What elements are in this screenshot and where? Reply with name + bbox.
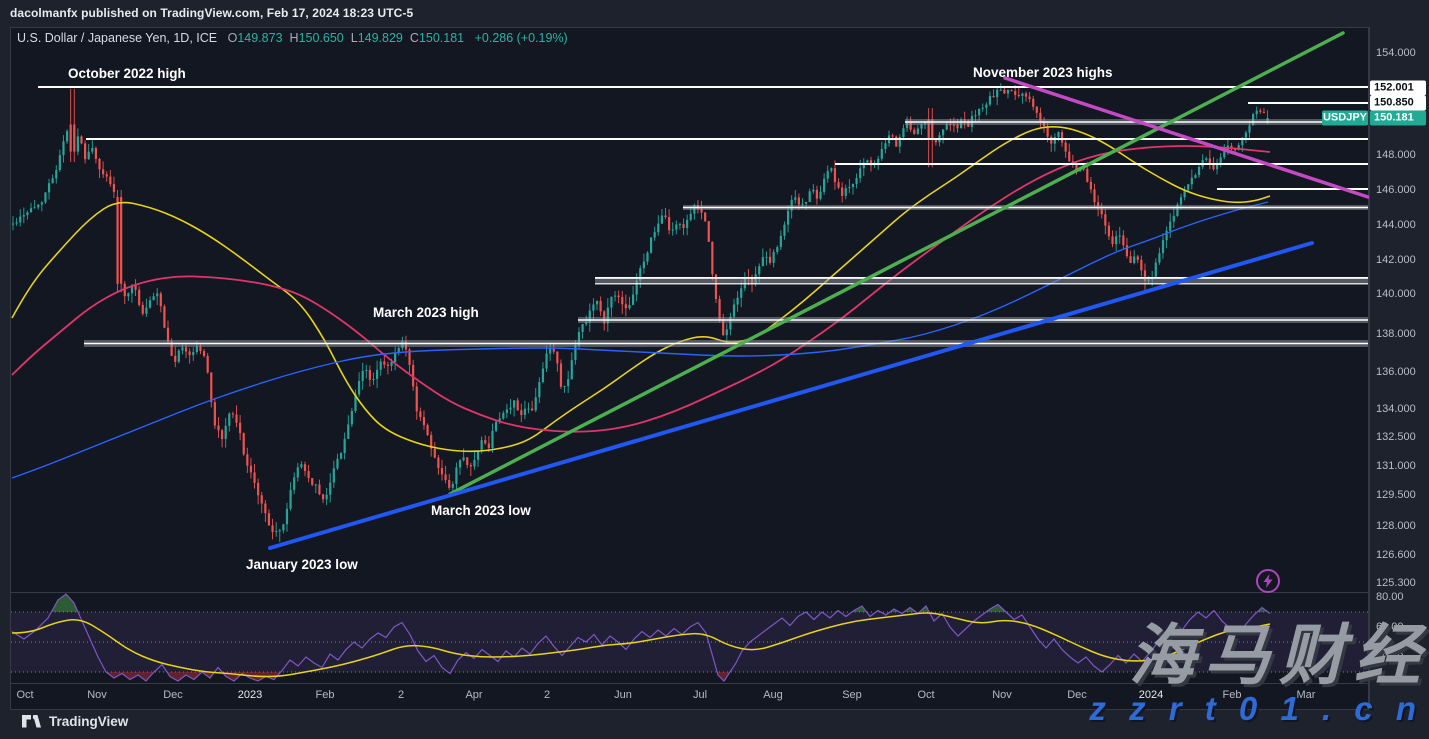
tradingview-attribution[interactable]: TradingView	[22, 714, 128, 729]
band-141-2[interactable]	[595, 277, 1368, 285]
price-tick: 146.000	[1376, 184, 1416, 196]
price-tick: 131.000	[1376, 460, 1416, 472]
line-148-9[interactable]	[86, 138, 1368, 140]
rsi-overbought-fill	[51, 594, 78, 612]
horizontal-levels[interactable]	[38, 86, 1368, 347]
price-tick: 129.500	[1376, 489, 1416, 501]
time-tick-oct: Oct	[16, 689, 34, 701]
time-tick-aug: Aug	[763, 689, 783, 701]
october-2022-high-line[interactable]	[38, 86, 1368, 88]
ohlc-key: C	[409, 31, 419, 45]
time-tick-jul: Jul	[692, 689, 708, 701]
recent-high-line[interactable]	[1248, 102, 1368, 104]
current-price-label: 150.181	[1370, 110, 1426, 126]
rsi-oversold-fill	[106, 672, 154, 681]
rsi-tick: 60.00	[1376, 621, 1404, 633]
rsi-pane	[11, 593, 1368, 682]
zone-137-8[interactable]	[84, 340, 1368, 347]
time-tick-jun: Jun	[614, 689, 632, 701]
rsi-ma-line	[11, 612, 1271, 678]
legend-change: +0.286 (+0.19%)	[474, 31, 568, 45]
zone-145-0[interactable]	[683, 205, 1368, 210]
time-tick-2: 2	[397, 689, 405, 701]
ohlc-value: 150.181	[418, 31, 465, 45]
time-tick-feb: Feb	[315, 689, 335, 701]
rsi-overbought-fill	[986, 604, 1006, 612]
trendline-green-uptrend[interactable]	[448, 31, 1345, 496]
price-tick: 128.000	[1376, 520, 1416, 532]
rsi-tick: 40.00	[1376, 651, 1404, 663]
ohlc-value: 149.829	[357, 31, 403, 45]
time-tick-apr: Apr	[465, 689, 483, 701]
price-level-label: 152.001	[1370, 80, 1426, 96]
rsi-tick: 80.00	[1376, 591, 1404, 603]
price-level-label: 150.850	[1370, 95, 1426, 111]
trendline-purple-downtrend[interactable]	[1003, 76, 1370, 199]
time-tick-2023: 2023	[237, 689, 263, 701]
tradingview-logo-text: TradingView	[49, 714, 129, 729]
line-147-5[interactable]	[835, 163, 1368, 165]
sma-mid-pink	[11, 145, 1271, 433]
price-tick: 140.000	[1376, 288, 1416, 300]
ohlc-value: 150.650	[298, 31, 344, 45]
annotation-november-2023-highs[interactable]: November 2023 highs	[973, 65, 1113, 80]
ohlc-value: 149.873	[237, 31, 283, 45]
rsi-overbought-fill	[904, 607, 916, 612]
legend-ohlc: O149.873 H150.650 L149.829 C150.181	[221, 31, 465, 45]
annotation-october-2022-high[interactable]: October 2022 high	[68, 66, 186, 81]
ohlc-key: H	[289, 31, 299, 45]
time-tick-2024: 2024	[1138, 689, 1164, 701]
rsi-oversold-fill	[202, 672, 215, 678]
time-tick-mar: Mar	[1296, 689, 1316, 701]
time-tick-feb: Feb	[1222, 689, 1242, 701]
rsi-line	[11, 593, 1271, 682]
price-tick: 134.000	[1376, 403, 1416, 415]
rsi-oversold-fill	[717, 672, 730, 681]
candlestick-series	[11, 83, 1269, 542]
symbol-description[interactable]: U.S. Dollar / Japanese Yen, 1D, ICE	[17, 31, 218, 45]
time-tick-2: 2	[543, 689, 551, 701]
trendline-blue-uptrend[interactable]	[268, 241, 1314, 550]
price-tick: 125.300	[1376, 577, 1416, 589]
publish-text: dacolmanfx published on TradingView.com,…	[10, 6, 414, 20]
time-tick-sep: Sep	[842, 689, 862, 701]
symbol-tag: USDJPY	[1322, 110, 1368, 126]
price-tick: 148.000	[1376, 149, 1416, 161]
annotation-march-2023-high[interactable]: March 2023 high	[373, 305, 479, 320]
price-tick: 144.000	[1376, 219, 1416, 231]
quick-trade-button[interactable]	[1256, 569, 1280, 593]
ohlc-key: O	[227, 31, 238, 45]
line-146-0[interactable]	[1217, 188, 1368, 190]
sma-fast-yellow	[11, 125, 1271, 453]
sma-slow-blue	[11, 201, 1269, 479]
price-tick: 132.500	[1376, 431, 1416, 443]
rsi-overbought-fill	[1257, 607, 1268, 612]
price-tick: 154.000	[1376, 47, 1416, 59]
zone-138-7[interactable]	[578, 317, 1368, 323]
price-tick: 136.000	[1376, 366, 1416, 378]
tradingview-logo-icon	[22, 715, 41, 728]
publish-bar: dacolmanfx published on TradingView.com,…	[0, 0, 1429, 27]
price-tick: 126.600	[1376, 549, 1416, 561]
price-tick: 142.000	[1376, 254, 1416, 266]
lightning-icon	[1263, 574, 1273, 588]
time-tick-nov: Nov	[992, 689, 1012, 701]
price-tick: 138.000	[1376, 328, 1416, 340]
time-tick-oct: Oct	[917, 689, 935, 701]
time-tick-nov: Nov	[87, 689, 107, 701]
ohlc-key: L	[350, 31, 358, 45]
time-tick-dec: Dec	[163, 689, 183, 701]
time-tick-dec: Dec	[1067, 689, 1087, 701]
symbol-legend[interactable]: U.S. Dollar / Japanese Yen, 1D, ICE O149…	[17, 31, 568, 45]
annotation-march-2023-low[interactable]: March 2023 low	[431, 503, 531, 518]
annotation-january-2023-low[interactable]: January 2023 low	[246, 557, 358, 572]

● ● ● ●

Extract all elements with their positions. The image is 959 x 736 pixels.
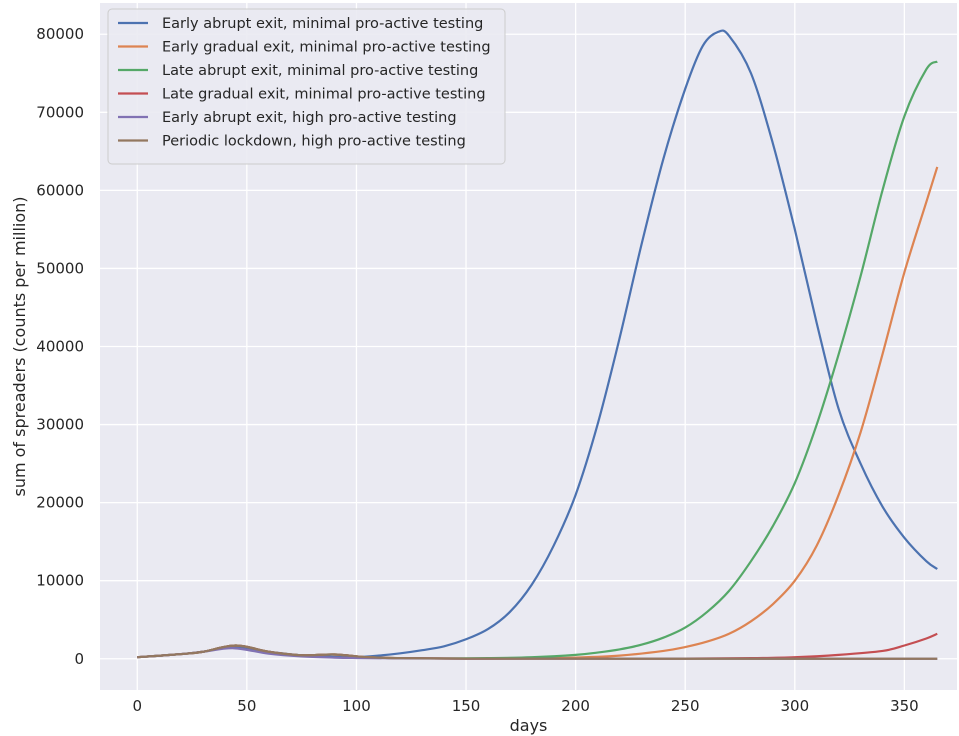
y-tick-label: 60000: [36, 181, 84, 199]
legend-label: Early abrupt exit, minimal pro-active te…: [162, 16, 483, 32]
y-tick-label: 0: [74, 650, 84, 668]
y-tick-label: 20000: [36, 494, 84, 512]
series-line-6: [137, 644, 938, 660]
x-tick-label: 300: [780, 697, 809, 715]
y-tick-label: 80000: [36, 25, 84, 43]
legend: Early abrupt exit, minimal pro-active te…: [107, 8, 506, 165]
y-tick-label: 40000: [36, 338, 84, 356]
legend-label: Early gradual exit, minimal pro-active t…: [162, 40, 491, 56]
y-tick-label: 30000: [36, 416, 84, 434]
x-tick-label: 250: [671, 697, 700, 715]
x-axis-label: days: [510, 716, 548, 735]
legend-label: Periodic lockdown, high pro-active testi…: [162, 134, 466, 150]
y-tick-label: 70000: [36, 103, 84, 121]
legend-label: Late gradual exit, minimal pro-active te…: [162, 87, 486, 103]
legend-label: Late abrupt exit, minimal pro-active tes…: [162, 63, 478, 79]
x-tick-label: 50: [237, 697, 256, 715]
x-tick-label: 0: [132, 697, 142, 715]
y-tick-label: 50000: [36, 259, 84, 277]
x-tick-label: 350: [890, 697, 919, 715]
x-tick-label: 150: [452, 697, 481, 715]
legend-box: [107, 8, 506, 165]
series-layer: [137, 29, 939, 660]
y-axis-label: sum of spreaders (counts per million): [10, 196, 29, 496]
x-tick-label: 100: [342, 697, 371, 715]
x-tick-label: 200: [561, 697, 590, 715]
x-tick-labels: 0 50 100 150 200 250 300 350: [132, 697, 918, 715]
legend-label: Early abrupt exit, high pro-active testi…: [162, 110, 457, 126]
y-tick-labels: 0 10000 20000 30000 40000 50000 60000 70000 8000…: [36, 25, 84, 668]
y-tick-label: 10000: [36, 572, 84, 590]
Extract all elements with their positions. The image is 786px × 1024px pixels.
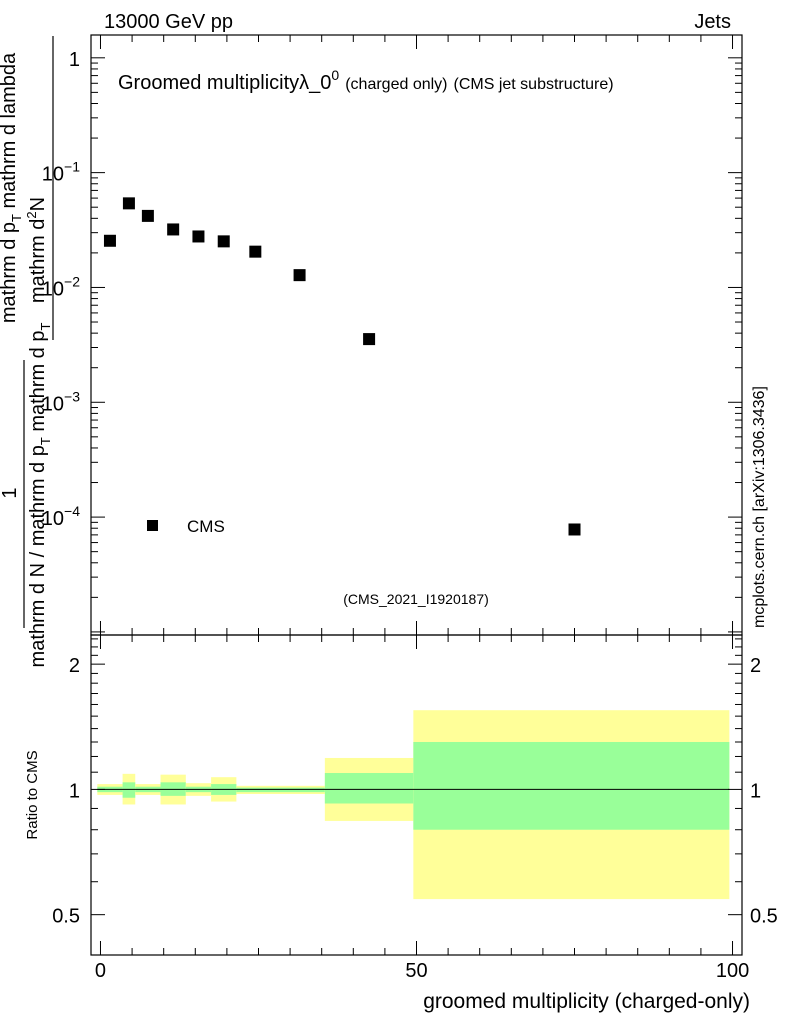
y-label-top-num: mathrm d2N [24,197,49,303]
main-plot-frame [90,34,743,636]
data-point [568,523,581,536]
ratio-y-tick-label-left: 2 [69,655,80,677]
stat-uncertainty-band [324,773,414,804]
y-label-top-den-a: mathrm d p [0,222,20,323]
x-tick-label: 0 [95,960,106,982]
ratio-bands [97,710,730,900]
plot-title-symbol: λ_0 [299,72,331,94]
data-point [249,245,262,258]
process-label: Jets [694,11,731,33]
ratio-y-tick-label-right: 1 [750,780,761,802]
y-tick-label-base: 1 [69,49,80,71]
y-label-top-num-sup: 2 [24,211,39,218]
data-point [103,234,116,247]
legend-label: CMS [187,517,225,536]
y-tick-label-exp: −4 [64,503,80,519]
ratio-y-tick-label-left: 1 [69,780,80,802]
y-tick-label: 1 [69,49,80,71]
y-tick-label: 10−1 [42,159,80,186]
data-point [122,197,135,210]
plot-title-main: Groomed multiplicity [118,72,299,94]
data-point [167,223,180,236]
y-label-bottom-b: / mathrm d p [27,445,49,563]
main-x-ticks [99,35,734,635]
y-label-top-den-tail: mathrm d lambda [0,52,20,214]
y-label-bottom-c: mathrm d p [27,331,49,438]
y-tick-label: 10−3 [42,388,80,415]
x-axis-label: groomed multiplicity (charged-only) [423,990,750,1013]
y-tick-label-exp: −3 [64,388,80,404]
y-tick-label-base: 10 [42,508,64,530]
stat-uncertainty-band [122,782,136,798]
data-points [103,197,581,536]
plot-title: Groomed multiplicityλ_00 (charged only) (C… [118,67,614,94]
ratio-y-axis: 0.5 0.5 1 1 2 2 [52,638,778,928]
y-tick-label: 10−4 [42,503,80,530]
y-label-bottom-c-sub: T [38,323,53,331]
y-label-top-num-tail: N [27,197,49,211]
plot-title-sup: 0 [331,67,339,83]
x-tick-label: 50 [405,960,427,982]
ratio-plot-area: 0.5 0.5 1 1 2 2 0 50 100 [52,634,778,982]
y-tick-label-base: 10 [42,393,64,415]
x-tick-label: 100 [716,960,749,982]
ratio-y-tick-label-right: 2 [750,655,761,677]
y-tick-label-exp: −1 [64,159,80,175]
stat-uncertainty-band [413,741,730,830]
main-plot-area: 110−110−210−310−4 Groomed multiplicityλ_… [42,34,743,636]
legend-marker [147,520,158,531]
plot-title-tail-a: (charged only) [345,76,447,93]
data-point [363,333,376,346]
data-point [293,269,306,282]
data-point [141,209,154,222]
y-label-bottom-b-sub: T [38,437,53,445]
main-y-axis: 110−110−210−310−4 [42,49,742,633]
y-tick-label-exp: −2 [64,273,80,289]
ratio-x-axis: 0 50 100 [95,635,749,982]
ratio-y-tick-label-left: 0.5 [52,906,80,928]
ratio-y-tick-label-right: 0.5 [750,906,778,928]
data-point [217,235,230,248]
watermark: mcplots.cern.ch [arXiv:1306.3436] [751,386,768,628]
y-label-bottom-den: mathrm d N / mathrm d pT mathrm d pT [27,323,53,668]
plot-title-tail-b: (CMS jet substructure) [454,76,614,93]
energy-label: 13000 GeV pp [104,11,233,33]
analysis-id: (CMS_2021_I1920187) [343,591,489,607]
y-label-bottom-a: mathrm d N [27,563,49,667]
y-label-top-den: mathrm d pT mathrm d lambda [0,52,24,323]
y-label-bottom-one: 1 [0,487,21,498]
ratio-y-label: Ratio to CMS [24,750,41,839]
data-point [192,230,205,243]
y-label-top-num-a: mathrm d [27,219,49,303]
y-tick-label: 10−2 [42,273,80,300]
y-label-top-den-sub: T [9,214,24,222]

● ● ● ●

Transcribe the lines starting with the one containing "y-label-top-num: mathrm d2N [24,197,49,303]" and ending after the one containing "data-points [103,197,581,536]", keeping every character as it appears.

Answer to the task:
y-label-top-num: mathrm d2N [24,197,49,303]
main-plot-frame [90,34,743,636]
data-point [568,523,581,536]
ratio-y-tick-label-left: 2 [69,655,80,677]
stat-uncertainty-band [324,773,414,804]
y-label-top-den-a: mathrm d p [0,222,20,323]
x-tick-label: 0 [95,960,106,982]
ratio-bands [97,710,730,900]
plot-title-symbol: λ_0 [299,72,331,94]
data-point [249,245,262,258]
process-label: Jets [694,11,731,33]
ratio-y-tick-label-right: 1 [750,780,761,802]
y-tick-label-base: 1 [69,49,80,71]
y-label-top-num-sup: 2 [24,211,39,218]
data-point [103,234,116,247]
legend-label: CMS [187,517,225,536]
y-tick-label-exp: −4 [64,503,80,519]
ratio-y-tick-label-left: 1 [69,780,80,802]
y-tick-label: 1 [69,49,80,71]
y-tick-label: 10−1 [42,159,80,186]
data-point [122,197,135,210]
plot-title-main: Groomed multiplicity [118,72,299,94]
data-point [167,223,180,236]
y-label-bottom-b: / mathrm d p [27,445,49,563]
main-x-ticks [99,35,734,635]
y-label-top-den-tail: mathrm d lambda [0,52,20,214]
y-label-bottom-c: mathrm d p [27,331,49,438]
y-tick-label: 10−3 [42,388,80,415]
x-axis-label: groomed multiplicity (charged-only) [423,990,750,1013]
y-tick-label-exp: −3 [64,388,80,404]
y-tick-label-base: 10 [42,508,64,530]
stat-uncertainty-band [122,782,136,798]
data-points [103,197,581,536]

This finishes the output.